### What you have to do
Extract every line that contains the string "describing".

### Data
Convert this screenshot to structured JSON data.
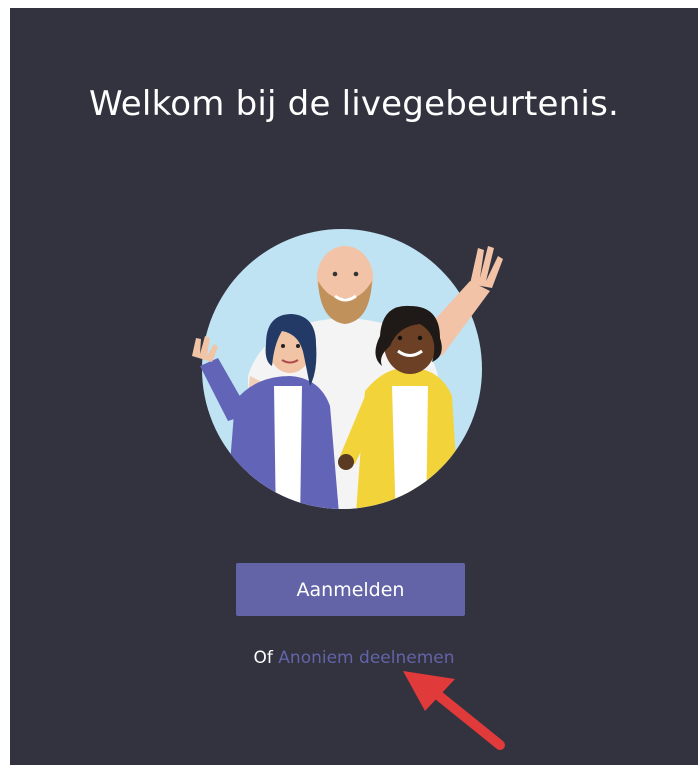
{
  "welcome": {
    "title": "Welkom bij de livegebeurtenis."
  },
  "actions": {
    "sign_in_label": "Aanmelden",
    "alt_prefix": "Of",
    "anonymous_link": "Anoniem deelnemen"
  },
  "colors": {
    "background": "#33323f",
    "accent": "#6264a7",
    "annotation_arrow": "#e03a3a"
  },
  "icons": {
    "illustration": "waving-people-illustration",
    "annotation": "red-arrow-icon"
  }
}
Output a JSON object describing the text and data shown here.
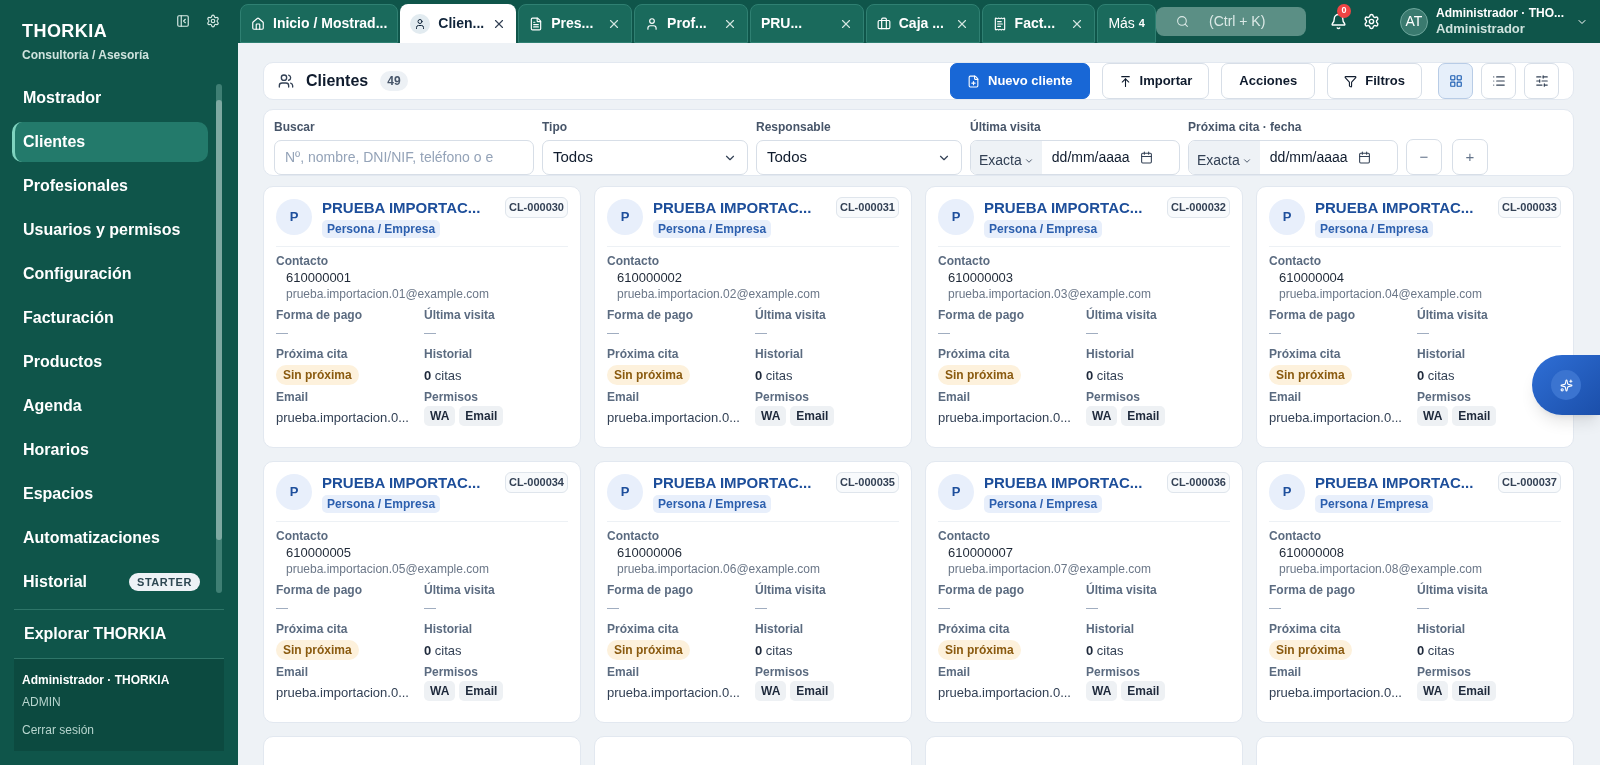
{
  "sidebar": {
    "brand": "THORKIA",
    "subtitle": "Consultoría / Asesoría",
    "items": [
      {
        "label": "Mostrador",
        "selected": false
      },
      {
        "label": "Clientes",
        "selected": true
      },
      {
        "label": "Profesionales",
        "selected": false
      },
      {
        "label": "Usuarios y permisos",
        "selected": false
      },
      {
        "label": "Configuración",
        "selected": false
      },
      {
        "label": "Facturación",
        "selected": false
      },
      {
        "label": "Productos",
        "selected": false
      },
      {
        "label": "Agenda",
        "selected": false
      },
      {
        "label": "Horarios",
        "selected": false
      },
      {
        "label": "Espacios",
        "selected": false
      },
      {
        "label": "Automatizaciones",
        "selected": false
      },
      {
        "label": "Historial",
        "selected": false,
        "badge": "STARTER"
      }
    ],
    "explore": "Explorar THORKIA",
    "user": {
      "name": "Administrador · THORKIA",
      "role": "ADMIN",
      "logout": "Cerrar sesión"
    }
  },
  "tabs": [
    {
      "kind": "home",
      "label": "Inicio / Mostrad...",
      "selected": false,
      "closable": false
    },
    {
      "kind": "user",
      "label": "Clien...",
      "selected": true,
      "closable": true
    },
    {
      "kind": "file",
      "label": "Pres...",
      "selected": false,
      "closable": true
    },
    {
      "kind": "user",
      "label": "Prof...",
      "selected": false,
      "closable": true
    },
    {
      "kind": "plain",
      "label": "PRU...",
      "selected": false,
      "closable": true
    },
    {
      "kind": "briefcase",
      "label": "Caja ...",
      "selected": false,
      "closable": true
    },
    {
      "kind": "receipt",
      "label": "Fact...",
      "selected": false,
      "closable": true
    }
  ],
  "more_tabs": {
    "label": "Más",
    "count": "4"
  },
  "topbar": {
    "search_placeholder": "(Ctrl + K)",
    "notifications": "0",
    "avatar": "AT",
    "user_name": "Administrador · THO...",
    "user_role": "Administrador"
  },
  "header": {
    "title": "Clientes",
    "count": "49",
    "buttons": [
      {
        "kind": "primary",
        "label": "Nuevo cliente"
      },
      {
        "kind": "import",
        "label": "Importar"
      },
      {
        "kind": "plain",
        "label": "Acciones"
      },
      {
        "kind": "filter",
        "label": "Filtros"
      }
    ],
    "views": [
      {
        "kind": "grid",
        "selected": true
      },
      {
        "kind": "list",
        "selected": false
      },
      {
        "kind": "settings",
        "selected": false
      }
    ]
  },
  "filters": {
    "search": {
      "label": "Buscar",
      "placeholder": "Nº, nombre, DNI/NIF, teléfono o e"
    },
    "type": {
      "label": "Tipo",
      "value": "Todos"
    },
    "owner": {
      "label": "Responsable",
      "value": "Todos"
    },
    "last_visit": {
      "label": "Última visita",
      "mode": "Exacta",
      "placeholder": "dd/mm/aaaa"
    },
    "next_date": {
      "label": "Próxima cita · fecha",
      "mode": "Exacta",
      "placeholder": "dd/mm/aaaa"
    },
    "zoom_out": "−",
    "zoom_in": "+"
  },
  "cards": [
    {
      "avatar": "P",
      "name": "PRUEBA IMPORTAC...",
      "code": "CL-000030",
      "type": "Persona / Empresa",
      "contact_label": "Contacto",
      "phone": "610000001",
      "contact_email": "prueba.importacion.01@example.com",
      "payment_label": "Forma de pago",
      "payment": "—",
      "last_label": "Última visita",
      "last": "—",
      "next_label": "Próxima cita",
      "next": "Sin próxima",
      "history_label": "Historial",
      "history_count": "0",
      "history_unit": "citas",
      "email_label": "Email",
      "email": "prueba.importacion.0...",
      "perms_label": "Permisos",
      "perms": [
        "WA",
        "Email"
      ]
    },
    {
      "avatar": "P",
      "name": "PRUEBA IMPORTAC...",
      "code": "CL-000031",
      "type": "Persona / Empresa",
      "contact_label": "Contacto",
      "phone": "610000002",
      "contact_email": "prueba.importacion.02@example.com",
      "payment_label": "Forma de pago",
      "payment": "—",
      "last_label": "Última visita",
      "last": "—",
      "next_label": "Próxima cita",
      "next": "Sin próxima",
      "history_label": "Historial",
      "history_count": "0",
      "history_unit": "citas",
      "email_label": "Email",
      "email": "prueba.importacion.0...",
      "perms_label": "Permisos",
      "perms": [
        "WA",
        "Email"
      ]
    },
    {
      "avatar": "P",
      "name": "PRUEBA IMPORTAC...",
      "code": "CL-000032",
      "type": "Persona / Empresa",
      "contact_label": "Contacto",
      "phone": "610000003",
      "contact_email": "prueba.importacion.03@example.com",
      "payment_label": "Forma de pago",
      "payment": "—",
      "last_label": "Última visita",
      "last": "—",
      "next_label": "Próxima cita",
      "next": "Sin próxima",
      "history_label": "Historial",
      "history_count": "0",
      "history_unit": "citas",
      "email_label": "Email",
      "email": "prueba.importacion.0...",
      "perms_label": "Permisos",
      "perms": [
        "WA",
        "Email"
      ]
    },
    {
      "avatar": "P",
      "name": "PRUEBA IMPORTAC...",
      "code": "CL-000033",
      "type": "Persona / Empresa",
      "contact_label": "Contacto",
      "phone": "610000004",
      "contact_email": "prueba.importacion.04@example.com",
      "payment_label": "Forma de pago",
      "payment": "—",
      "last_label": "Última visita",
      "last": "—",
      "next_label": "Próxima cita",
      "next": "Sin próxima",
      "history_label": "Historial",
      "history_count": "0",
      "history_unit": "citas",
      "email_label": "Email",
      "email": "prueba.importacion.0...",
      "perms_label": "Permisos",
      "perms": [
        "WA",
        "Email"
      ]
    },
    {
      "avatar": "P",
      "name": "PRUEBA IMPORTAC...",
      "code": "CL-000034",
      "type": "Persona / Empresa",
      "contact_label": "Contacto",
      "phone": "610000005",
      "contact_email": "prueba.importacion.05@example.com",
      "payment_label": "Forma de pago",
      "payment": "—",
      "last_label": "Última visita",
      "last": "—",
      "next_label": "Próxima cita",
      "next": "Sin próxima",
      "history_label": "Historial",
      "history_count": "0",
      "history_unit": "citas",
      "email_label": "Email",
      "email": "prueba.importacion.0...",
      "perms_label": "Permisos",
      "perms": [
        "WA",
        "Email"
      ]
    },
    {
      "avatar": "P",
      "name": "PRUEBA IMPORTAC...",
      "code": "CL-000035",
      "type": "Persona / Empresa",
      "contact_label": "Contacto",
      "phone": "610000006",
      "contact_email": "prueba.importacion.06@example.com",
      "payment_label": "Forma de pago",
      "payment": "—",
      "last_label": "Última visita",
      "last": "—",
      "next_label": "Próxima cita",
      "next": "Sin próxima",
      "history_label": "Historial",
      "history_count": "0",
      "history_unit": "citas",
      "email_label": "Email",
      "email": "prueba.importacion.0...",
      "perms_label": "Permisos",
      "perms": [
        "WA",
        "Email"
      ]
    },
    {
      "avatar": "P",
      "name": "PRUEBA IMPORTAC...",
      "code": "CL-000036",
      "type": "Persona / Empresa",
      "contact_label": "Contacto",
      "phone": "610000007",
      "contact_email": "prueba.importacion.07@example.com",
      "payment_label": "Forma de pago",
      "payment": "—",
      "last_label": "Última visita",
      "last": "—",
      "next_label": "Próxima cita",
      "next": "Sin próxima",
      "history_label": "Historial",
      "history_count": "0",
      "history_unit": "citas",
      "email_label": "Email",
      "email": "prueba.importacion.0...",
      "perms_label": "Permisos",
      "perms": [
        "WA",
        "Email"
      ]
    },
    {
      "avatar": "P",
      "name": "PRUEBA IMPORTAC...",
      "code": "CL-000037",
      "type": "Persona / Empresa",
      "contact_label": "Contacto",
      "phone": "610000008",
      "contact_email": "prueba.importacion.08@example.com",
      "payment_label": "Forma de pago",
      "payment": "—",
      "last_label": "Última visita",
      "last": "—",
      "next_label": "Próxima cita",
      "next": "Sin próxima",
      "history_label": "Historial",
      "history_count": "0",
      "history_unit": "citas",
      "email_label": "Email",
      "email": "prueba.importacion.0...",
      "perms_label": "Permisos",
      "perms": [
        "WA",
        "Email"
      ]
    }
  ]
}
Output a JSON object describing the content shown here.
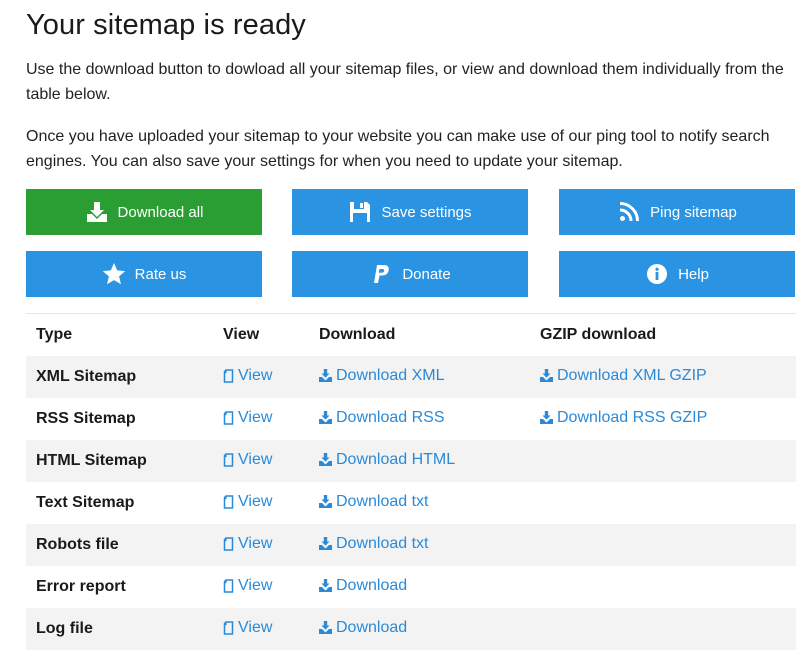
{
  "page": {
    "title": "Your sitemap is ready",
    "intro_1": "Use the download button to dowload all your sitemap files, or view and download them individually from the table below.",
    "intro_2": "Once you have uploaded your sitemap to your website you can make use of our ping tool to notify search engines. You can also save your settings for when you need to update your sitemap."
  },
  "buttons": {
    "download_all": "Download all",
    "save_settings": "Save settings",
    "ping_sitemap": "Ping sitemap",
    "rate_us": "Rate us",
    "donate": "Donate",
    "help": "Help"
  },
  "colors": {
    "primary": "#2a94e3",
    "success": "#2b9e33",
    "link": "#2a8ad8"
  },
  "table": {
    "headers": [
      "Type",
      "View",
      "Download",
      "GZIP download"
    ],
    "rows": [
      {
        "type": "XML Sitemap",
        "view": "View",
        "download": "Download XML",
        "gzip": "Download XML GZIP"
      },
      {
        "type": "RSS Sitemap",
        "view": "View",
        "download": "Download RSS",
        "gzip": "Download RSS GZIP"
      },
      {
        "type": "HTML Sitemap",
        "view": "View",
        "download": "Download HTML",
        "gzip": ""
      },
      {
        "type": "Text Sitemap",
        "view": "View",
        "download": "Download txt",
        "gzip": ""
      },
      {
        "type": "Robots file",
        "view": "View",
        "download": "Download txt",
        "gzip": ""
      },
      {
        "type": "Error report",
        "view": "View",
        "download": "Download",
        "gzip": ""
      },
      {
        "type": "Log file",
        "view": "View",
        "download": "Download",
        "gzip": ""
      }
    ]
  }
}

### Response for this exercise
Output a JSON object describing the text and data shown here.
Output a JSON object describing the content shown here.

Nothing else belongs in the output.